[Start Records provided]

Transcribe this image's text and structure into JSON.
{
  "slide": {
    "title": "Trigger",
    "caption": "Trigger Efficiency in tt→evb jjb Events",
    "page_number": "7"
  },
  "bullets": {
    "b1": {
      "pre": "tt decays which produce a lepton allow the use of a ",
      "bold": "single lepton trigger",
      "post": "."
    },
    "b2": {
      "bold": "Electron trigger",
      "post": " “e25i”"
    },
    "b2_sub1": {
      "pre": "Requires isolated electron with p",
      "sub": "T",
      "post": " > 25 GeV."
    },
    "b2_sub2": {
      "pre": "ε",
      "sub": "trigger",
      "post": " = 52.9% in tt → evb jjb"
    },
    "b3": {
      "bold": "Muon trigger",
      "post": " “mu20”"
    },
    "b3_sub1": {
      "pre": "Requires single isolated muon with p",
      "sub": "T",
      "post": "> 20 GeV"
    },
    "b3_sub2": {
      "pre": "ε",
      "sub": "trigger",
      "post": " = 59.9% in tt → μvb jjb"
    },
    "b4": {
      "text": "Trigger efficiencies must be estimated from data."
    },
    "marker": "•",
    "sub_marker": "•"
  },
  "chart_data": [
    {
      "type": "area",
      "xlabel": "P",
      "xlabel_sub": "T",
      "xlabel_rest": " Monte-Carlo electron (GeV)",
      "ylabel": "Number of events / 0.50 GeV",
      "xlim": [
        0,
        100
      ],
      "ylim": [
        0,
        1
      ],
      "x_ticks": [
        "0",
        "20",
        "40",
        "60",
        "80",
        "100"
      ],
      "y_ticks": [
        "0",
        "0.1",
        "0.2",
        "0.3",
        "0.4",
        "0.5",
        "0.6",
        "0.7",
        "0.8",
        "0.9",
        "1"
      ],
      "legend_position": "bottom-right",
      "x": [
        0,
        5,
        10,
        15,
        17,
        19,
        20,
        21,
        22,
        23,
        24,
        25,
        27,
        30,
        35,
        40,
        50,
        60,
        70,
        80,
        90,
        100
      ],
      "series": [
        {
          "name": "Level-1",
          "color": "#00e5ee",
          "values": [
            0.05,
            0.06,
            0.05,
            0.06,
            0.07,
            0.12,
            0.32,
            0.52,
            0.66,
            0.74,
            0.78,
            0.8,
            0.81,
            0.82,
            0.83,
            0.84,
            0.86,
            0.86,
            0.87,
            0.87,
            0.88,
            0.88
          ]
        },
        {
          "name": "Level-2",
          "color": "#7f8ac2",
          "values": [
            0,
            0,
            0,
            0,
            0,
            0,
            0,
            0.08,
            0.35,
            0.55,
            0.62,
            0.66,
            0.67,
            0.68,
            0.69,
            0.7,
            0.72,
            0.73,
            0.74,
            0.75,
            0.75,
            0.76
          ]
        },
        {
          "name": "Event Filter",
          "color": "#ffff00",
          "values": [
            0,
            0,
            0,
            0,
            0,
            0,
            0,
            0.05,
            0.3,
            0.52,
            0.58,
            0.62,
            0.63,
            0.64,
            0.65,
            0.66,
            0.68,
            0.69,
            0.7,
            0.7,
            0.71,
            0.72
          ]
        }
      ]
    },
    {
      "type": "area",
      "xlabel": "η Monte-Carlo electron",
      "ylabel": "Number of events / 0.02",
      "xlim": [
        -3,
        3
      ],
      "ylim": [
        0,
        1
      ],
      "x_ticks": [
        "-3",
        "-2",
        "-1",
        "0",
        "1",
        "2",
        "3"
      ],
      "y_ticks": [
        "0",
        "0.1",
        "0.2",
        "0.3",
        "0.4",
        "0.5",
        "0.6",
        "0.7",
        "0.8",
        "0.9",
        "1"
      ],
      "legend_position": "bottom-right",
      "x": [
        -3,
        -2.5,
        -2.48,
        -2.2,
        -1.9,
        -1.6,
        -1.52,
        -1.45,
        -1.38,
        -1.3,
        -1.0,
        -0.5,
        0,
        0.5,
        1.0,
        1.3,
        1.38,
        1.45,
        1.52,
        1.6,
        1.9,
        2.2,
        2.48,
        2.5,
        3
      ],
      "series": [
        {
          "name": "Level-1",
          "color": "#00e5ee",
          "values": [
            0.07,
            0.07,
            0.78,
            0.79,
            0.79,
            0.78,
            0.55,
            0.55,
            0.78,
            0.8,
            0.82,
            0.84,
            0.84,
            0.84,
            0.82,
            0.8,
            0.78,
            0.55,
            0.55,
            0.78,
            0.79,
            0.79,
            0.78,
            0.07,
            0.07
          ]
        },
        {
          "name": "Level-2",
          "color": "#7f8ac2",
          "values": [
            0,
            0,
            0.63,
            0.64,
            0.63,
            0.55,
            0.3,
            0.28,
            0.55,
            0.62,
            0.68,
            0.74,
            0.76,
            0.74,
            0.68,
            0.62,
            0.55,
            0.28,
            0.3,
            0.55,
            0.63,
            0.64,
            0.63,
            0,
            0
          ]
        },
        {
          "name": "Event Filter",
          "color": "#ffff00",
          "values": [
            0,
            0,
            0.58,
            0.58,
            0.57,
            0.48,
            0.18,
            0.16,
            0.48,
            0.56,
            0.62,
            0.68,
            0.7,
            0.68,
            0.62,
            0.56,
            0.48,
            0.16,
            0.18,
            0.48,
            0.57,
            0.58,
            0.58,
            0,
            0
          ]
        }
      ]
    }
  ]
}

[End Records provided]

- Problem: Your task is to pick out every line with the string "Carlo" and copy it.

- Final answer:
      "xlabel_rest": " Monte-Carlo electron (GeV)",
      "xlabel": "η Monte-Carlo electron",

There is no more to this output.